Instructions for the task: Duplicate the lines beginning at the first line of the rows and ending after the line that contains "element-name: Hydrogen [248, 713, 312, 728]".

Data supplied:
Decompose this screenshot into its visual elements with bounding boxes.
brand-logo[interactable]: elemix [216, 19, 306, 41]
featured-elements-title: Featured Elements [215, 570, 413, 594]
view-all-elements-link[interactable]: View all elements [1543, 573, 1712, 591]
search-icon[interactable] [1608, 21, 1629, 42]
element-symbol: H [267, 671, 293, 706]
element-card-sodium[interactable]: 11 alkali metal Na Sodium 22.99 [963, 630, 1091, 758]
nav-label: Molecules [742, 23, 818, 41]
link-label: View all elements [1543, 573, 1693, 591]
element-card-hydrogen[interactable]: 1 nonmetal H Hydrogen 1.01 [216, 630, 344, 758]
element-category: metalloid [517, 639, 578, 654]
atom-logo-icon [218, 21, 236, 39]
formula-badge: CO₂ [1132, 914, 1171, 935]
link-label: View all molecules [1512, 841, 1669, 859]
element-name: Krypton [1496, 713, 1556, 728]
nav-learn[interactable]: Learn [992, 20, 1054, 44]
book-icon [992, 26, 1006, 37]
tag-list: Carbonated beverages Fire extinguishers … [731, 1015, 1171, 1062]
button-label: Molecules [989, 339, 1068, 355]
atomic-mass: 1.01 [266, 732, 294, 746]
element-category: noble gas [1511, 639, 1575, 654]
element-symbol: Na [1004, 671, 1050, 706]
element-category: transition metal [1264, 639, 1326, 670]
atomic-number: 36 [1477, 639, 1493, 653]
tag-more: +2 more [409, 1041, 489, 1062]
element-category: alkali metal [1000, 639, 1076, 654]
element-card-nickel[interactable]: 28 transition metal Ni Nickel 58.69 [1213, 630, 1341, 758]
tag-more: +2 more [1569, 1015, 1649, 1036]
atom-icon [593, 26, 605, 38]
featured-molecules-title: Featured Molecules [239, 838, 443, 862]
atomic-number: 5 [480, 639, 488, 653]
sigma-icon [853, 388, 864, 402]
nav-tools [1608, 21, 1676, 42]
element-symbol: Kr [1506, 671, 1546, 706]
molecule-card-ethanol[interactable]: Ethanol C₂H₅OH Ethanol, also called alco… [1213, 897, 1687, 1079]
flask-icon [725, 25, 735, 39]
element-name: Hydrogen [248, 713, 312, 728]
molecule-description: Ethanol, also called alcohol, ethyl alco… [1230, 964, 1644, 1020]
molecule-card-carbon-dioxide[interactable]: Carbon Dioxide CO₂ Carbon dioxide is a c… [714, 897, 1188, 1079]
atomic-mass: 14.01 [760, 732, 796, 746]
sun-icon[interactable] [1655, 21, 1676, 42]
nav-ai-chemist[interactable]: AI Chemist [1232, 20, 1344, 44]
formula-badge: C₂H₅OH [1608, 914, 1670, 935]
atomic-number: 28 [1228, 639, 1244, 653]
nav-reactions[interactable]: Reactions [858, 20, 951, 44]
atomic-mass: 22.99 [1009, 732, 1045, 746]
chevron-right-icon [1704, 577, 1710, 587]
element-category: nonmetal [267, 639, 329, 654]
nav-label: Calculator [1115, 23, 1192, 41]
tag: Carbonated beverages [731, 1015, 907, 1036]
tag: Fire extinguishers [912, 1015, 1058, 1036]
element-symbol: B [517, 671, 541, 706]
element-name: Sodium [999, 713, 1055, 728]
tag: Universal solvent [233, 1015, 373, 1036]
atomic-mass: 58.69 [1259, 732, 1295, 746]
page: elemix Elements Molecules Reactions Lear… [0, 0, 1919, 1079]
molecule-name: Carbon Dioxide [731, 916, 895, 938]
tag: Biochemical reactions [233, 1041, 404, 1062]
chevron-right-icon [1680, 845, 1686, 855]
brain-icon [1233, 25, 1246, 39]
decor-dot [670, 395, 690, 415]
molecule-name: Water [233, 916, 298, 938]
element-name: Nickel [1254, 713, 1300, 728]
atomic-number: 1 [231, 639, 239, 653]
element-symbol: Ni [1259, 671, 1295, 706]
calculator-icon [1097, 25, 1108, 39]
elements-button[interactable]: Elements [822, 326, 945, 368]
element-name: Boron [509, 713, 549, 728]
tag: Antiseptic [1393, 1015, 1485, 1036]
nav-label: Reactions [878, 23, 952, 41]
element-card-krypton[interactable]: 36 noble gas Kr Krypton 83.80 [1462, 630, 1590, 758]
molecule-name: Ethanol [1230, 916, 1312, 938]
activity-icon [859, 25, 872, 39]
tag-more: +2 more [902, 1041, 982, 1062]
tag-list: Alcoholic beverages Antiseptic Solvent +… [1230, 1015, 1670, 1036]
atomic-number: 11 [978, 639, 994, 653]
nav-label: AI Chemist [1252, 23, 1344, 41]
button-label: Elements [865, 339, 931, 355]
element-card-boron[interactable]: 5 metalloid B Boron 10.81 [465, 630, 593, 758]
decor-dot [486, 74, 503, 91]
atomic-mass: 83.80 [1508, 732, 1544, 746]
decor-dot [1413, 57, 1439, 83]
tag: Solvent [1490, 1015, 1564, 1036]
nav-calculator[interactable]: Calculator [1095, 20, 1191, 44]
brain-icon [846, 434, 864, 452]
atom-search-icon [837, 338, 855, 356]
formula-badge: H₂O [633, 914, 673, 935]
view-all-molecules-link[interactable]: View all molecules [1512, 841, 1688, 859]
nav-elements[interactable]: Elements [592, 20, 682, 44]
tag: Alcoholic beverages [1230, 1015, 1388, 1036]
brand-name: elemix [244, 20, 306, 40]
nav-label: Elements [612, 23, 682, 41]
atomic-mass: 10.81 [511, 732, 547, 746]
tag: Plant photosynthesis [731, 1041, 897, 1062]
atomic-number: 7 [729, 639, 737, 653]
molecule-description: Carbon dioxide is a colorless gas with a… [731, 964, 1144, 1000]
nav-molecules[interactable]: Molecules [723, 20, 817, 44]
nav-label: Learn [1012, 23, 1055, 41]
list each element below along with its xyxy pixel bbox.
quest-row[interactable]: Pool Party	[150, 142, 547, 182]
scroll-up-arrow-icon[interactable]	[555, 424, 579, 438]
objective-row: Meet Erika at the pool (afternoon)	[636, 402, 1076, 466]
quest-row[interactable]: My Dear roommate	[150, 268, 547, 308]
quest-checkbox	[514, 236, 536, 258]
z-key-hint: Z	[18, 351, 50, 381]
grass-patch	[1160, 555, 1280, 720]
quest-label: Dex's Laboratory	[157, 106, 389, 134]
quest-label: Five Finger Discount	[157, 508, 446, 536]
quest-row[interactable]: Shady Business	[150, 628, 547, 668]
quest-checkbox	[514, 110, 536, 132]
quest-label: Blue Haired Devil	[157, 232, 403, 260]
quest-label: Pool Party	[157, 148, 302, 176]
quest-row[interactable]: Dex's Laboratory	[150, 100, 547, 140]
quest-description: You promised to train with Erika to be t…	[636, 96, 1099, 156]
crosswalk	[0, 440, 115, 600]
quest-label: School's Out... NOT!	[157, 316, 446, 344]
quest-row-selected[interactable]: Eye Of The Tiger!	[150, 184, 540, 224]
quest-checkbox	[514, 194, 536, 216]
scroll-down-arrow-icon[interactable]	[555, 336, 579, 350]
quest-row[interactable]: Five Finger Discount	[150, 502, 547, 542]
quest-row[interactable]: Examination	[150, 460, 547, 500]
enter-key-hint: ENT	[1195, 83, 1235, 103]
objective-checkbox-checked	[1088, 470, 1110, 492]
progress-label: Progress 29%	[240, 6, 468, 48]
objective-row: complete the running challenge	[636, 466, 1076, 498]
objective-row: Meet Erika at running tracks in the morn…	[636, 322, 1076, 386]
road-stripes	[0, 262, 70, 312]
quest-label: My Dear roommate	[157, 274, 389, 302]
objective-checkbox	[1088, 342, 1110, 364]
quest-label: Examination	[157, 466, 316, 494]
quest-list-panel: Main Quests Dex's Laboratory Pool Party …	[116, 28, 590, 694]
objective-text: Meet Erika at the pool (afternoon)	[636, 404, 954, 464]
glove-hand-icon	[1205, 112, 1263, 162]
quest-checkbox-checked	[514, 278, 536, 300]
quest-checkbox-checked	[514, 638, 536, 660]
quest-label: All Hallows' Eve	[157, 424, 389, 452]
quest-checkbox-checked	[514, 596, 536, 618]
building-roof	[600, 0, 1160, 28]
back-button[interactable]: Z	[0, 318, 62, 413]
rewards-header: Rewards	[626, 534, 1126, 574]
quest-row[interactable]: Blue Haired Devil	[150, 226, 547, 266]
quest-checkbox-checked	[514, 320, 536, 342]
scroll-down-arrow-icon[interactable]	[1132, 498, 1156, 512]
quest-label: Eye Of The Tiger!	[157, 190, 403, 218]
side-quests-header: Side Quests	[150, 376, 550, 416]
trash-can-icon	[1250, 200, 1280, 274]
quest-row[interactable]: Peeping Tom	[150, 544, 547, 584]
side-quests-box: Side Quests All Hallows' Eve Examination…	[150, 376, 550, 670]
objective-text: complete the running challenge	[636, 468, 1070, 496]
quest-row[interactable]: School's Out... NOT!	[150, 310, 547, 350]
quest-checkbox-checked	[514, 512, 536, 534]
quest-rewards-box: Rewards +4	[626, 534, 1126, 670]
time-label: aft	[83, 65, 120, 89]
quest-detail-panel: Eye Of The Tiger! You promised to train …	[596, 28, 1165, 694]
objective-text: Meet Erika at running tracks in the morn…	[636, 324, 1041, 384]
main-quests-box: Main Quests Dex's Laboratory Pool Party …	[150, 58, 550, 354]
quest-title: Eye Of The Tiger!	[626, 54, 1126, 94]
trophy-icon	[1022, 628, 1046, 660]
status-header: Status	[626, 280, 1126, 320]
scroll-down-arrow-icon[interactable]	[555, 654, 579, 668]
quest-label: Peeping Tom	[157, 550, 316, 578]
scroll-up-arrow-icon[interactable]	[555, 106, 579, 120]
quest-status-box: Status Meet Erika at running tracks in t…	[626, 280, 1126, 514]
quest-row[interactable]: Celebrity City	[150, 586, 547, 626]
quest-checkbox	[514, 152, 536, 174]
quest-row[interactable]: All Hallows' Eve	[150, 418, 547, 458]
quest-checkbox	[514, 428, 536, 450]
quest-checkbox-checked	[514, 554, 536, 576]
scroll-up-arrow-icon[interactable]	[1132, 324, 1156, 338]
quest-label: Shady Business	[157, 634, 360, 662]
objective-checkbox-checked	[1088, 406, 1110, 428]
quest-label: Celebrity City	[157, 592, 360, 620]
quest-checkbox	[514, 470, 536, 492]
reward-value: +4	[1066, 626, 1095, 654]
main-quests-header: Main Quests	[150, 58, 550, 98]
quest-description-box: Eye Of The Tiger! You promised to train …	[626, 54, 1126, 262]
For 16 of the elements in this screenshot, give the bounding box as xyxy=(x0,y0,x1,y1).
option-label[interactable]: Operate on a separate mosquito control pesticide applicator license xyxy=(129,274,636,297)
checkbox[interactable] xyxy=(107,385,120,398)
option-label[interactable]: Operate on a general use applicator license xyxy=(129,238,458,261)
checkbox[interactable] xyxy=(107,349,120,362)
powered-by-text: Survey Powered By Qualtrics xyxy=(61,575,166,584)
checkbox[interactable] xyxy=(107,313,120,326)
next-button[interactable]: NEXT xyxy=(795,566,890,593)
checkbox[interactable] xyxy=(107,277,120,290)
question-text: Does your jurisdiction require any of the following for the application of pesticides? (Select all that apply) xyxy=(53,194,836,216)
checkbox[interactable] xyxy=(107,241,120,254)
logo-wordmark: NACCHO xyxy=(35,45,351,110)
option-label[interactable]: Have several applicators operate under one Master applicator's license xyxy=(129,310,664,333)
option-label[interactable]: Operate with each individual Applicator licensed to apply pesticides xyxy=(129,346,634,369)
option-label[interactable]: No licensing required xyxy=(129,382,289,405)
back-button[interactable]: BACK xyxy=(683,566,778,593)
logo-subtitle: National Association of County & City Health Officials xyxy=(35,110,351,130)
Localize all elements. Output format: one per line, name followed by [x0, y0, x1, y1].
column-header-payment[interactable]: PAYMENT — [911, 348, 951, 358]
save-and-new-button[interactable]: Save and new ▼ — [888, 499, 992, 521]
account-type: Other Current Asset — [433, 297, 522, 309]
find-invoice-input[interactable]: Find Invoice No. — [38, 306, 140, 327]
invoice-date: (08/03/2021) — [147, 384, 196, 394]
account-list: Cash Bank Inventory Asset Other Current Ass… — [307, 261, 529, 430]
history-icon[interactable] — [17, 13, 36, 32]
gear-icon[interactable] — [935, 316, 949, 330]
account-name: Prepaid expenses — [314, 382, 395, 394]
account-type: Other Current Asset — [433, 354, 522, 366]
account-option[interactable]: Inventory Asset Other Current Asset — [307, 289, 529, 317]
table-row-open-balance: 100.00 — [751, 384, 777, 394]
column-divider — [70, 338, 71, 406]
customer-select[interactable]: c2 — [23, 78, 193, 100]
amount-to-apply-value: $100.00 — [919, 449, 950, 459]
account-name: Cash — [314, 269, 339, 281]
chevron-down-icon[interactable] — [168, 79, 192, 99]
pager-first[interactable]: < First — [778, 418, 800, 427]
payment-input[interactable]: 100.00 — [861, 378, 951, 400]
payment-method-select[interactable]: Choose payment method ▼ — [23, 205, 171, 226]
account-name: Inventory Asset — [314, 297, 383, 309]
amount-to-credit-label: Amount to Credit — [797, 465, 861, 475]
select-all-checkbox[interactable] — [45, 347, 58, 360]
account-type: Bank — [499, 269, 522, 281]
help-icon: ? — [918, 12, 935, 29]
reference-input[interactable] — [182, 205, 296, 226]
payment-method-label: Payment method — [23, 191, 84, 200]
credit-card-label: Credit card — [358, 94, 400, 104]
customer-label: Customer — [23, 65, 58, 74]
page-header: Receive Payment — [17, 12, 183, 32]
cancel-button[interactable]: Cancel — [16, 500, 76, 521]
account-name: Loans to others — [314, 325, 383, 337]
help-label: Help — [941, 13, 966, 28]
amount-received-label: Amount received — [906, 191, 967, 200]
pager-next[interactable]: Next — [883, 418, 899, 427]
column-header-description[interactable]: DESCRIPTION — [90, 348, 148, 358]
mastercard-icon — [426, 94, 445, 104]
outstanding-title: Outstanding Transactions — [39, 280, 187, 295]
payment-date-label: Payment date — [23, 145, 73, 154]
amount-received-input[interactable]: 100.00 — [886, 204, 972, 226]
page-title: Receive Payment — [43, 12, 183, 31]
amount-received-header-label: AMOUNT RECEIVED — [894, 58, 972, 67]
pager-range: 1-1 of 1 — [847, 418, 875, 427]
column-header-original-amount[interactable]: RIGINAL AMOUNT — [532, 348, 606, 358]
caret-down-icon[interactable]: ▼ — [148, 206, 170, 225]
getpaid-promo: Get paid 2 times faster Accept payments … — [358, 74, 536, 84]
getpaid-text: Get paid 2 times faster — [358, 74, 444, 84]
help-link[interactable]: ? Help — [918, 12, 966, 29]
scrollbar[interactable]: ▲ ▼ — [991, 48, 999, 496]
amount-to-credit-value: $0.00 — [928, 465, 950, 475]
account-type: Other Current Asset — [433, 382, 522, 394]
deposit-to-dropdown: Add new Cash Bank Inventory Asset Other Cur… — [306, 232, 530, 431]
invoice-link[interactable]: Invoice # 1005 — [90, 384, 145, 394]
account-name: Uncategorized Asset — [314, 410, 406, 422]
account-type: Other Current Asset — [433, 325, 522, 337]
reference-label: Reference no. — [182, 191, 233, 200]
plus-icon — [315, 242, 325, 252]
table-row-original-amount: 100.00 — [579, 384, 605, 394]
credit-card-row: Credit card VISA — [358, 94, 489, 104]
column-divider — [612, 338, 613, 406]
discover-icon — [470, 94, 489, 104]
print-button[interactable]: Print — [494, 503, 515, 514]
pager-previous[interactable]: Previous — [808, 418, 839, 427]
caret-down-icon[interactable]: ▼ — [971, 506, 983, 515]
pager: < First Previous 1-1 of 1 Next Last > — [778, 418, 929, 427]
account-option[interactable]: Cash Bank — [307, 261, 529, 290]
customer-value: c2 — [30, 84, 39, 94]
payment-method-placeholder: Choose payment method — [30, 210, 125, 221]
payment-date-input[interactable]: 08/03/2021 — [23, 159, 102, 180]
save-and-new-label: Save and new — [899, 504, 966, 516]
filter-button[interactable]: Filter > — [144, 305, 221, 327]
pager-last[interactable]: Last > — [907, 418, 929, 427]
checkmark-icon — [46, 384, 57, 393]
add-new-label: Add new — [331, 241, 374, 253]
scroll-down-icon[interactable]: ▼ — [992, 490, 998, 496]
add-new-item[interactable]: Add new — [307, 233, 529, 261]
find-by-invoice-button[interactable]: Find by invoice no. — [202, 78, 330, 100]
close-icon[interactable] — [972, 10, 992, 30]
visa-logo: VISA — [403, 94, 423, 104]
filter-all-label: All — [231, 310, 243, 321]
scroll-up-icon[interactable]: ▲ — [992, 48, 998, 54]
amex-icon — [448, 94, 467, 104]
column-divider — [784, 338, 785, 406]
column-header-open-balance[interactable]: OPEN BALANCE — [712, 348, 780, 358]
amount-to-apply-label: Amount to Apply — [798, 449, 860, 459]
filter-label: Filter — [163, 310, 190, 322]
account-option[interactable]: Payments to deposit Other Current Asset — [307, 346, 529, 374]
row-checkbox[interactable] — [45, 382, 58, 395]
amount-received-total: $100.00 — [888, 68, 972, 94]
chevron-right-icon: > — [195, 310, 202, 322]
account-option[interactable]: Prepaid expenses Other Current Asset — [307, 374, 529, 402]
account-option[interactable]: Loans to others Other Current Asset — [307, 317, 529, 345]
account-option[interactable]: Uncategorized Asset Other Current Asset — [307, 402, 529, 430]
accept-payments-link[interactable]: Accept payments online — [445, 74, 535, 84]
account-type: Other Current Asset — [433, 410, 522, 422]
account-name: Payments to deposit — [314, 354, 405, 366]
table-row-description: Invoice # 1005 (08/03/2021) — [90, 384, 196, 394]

Response to the task:
Decompose this screenshot into its visual elements with bounding boxes.
brand-logo[interactable]: elemix [216, 19, 306, 41]
featured-elements-title: Featured Elements [215, 570, 413, 594]
view-all-elements-link[interactable]: View all elements [1543, 573, 1712, 591]
search-icon[interactable] [1608, 21, 1629, 42]
element-symbol: H [267, 671, 293, 706]
element-card-sodium[interactable]: 11 alkali metal Na Sodium 22.99 [963, 630, 1091, 758]
nav-label: Molecules [742, 23, 818, 41]
link-label: View all elements [1543, 573, 1693, 591]
element-card-hydrogen[interactable]: 1 nonmetal H Hydrogen 1.01 [216, 630, 344, 758]
element-category: metalloid [517, 639, 578, 654]
atom-logo-icon [218, 21, 236, 39]
formula-badge: CO₂ [1132, 914, 1171, 935]
link-label: View all molecules [1512, 841, 1669, 859]
element-name: Krypton [1496, 713, 1556, 728]
nav-learn[interactable]: Learn [992, 20, 1054, 44]
book-icon [992, 26, 1006, 37]
tag-list: Carbonated beverages Fire extinguishers … [731, 1015, 1171, 1062]
button-label: Molecules [989, 339, 1068, 355]
atomic-mass: 1.01 [266, 732, 294, 746]
element-category: noble gas [1511, 639, 1575, 654]
element-symbol: Na [1004, 671, 1050, 706]
element-category: transition metal [1264, 639, 1326, 670]
atomic-number: 36 [1477, 639, 1493, 653]
tag-more: +2 more [409, 1041, 489, 1062]
element-category: alkali metal [1000, 639, 1076, 654]
element-card-nickel[interactable]: 28 transition metal Ni Nickel 58.69 [1213, 630, 1341, 758]
tag-more: +2 more [1569, 1015, 1649, 1036]
atom-icon [593, 26, 605, 38]
featured-molecules-title: Featured Molecules [239, 838, 443, 862]
atomic-number: 5 [480, 639, 488, 653]
sigma-icon [853, 388, 864, 402]
nav-tools [1608, 21, 1676, 42]
element-symbol: Kr [1506, 671, 1546, 706]
molecule-card-ethanol[interactable]: Ethanol C₂H₅OH Ethanol, also called alco… [1213, 897, 1687, 1079]
flask-icon [725, 25, 735, 39]
element-name: Hydrogen [248, 713, 312, 728]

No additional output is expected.